Entries from a dataset:
* begin *
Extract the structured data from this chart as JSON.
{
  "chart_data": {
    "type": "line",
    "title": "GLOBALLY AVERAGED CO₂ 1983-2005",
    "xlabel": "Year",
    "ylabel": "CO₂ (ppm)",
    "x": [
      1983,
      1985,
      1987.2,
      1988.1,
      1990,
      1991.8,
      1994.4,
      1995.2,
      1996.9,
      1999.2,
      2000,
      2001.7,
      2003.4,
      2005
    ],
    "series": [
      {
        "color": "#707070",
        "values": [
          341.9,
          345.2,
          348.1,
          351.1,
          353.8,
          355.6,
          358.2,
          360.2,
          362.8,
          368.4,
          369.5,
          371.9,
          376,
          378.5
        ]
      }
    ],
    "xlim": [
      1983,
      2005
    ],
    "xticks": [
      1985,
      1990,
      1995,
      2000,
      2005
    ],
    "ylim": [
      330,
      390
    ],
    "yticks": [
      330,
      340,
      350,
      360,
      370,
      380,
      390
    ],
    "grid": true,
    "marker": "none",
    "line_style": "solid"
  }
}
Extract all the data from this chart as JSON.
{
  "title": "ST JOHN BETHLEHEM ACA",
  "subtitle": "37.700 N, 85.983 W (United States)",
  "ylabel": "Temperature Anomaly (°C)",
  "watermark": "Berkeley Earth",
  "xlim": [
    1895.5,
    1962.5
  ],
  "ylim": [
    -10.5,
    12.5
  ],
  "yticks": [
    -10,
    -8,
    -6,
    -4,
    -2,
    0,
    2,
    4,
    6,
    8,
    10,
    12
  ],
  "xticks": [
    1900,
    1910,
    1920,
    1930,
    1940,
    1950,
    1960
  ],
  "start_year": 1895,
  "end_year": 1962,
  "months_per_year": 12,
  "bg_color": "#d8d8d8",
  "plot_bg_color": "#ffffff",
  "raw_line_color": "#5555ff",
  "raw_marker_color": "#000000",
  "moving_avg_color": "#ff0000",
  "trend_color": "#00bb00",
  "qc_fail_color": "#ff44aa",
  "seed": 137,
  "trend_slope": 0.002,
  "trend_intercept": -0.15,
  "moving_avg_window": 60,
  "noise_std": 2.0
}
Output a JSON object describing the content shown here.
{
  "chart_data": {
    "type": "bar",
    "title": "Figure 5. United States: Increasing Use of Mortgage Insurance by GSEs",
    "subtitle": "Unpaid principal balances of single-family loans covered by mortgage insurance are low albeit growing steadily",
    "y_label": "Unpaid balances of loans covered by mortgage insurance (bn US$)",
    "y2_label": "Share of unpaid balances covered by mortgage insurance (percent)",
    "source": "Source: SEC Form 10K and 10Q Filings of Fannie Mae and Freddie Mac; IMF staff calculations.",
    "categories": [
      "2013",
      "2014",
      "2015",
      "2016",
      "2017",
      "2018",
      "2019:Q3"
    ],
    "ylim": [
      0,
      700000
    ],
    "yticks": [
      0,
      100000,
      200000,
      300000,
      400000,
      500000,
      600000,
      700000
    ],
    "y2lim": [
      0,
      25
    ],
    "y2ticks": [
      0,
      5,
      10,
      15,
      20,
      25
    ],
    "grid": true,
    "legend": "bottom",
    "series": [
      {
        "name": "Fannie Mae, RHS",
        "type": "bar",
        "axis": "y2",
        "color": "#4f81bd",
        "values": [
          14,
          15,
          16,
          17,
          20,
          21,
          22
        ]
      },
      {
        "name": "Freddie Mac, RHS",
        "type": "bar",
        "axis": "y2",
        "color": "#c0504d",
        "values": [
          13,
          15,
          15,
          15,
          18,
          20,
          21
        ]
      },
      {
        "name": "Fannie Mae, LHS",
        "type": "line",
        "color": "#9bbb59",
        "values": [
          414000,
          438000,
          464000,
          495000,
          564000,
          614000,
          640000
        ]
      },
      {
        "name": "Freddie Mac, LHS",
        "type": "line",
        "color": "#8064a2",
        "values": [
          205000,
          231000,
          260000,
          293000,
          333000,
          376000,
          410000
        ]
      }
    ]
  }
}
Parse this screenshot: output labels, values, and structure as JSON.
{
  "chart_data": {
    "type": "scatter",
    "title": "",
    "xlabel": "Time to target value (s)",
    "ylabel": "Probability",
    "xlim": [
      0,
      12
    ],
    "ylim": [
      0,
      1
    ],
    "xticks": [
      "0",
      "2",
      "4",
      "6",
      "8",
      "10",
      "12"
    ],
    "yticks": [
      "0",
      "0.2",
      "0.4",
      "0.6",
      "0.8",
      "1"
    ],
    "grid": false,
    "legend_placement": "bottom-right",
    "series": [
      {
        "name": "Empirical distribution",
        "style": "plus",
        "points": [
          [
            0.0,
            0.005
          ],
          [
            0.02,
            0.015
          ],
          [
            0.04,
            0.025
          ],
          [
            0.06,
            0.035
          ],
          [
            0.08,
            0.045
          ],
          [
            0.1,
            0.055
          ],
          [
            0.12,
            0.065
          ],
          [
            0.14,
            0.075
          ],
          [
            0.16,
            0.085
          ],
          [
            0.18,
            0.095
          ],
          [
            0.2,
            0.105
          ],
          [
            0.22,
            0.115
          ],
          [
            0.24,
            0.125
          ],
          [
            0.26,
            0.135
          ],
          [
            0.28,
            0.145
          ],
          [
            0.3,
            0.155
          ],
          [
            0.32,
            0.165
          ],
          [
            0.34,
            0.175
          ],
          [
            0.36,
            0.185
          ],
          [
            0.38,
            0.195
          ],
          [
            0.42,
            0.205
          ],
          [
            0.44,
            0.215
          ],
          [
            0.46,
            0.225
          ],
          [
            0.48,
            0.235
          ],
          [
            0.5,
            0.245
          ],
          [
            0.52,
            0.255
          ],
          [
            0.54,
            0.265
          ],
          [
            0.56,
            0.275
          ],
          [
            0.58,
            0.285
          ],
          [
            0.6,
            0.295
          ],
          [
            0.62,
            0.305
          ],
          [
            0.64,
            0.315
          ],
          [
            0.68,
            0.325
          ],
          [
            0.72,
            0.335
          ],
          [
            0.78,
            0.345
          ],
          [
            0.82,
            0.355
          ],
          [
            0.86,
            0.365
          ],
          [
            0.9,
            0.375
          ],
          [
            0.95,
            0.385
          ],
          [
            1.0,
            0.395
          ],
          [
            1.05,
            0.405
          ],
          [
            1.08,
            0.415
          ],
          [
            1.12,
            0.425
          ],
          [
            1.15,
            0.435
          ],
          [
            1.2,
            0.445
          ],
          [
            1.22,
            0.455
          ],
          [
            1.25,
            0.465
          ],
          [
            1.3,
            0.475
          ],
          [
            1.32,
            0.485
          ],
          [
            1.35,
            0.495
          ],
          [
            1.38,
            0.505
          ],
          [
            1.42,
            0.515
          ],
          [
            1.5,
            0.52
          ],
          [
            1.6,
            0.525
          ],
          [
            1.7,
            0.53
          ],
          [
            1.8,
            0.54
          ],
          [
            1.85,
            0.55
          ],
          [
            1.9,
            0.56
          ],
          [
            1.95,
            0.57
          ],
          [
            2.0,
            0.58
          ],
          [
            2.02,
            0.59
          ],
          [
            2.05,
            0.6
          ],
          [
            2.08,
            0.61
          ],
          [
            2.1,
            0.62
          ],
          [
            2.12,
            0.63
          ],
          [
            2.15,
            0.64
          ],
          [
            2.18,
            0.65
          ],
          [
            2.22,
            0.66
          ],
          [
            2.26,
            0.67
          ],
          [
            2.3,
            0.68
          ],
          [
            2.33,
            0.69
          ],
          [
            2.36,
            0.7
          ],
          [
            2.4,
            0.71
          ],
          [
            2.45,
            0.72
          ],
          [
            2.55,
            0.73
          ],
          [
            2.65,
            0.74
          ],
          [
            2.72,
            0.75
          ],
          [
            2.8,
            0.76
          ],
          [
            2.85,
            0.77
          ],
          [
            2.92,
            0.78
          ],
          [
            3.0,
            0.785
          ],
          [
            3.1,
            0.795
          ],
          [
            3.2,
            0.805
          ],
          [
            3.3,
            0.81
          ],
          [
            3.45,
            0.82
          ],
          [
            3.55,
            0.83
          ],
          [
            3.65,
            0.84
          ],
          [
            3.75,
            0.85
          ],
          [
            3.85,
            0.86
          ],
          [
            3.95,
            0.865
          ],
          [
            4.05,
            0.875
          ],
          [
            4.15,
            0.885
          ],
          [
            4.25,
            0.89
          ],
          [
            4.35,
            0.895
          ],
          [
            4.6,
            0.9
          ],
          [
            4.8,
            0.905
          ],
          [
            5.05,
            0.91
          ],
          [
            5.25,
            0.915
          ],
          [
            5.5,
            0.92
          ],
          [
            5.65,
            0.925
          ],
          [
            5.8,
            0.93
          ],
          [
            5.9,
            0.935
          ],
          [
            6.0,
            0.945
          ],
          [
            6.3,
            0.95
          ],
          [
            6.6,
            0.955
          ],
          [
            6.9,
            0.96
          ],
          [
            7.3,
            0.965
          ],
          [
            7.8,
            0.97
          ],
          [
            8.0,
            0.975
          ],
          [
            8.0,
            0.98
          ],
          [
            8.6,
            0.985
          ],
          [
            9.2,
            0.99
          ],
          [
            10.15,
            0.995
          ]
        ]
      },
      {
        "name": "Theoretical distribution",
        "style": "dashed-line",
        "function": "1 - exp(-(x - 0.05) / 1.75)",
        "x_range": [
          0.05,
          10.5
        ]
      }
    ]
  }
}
* end *
Identify all lines where the word "Fannie" shows up. Copy them.

    "source": "Source: SEC Form 10K and 10Q Filings of Fannie Mae and Freddie Mac; IMF staff calculations.",
        "name": "Fannie Mae, RHS",
        "name": "Fannie Mae, LHS",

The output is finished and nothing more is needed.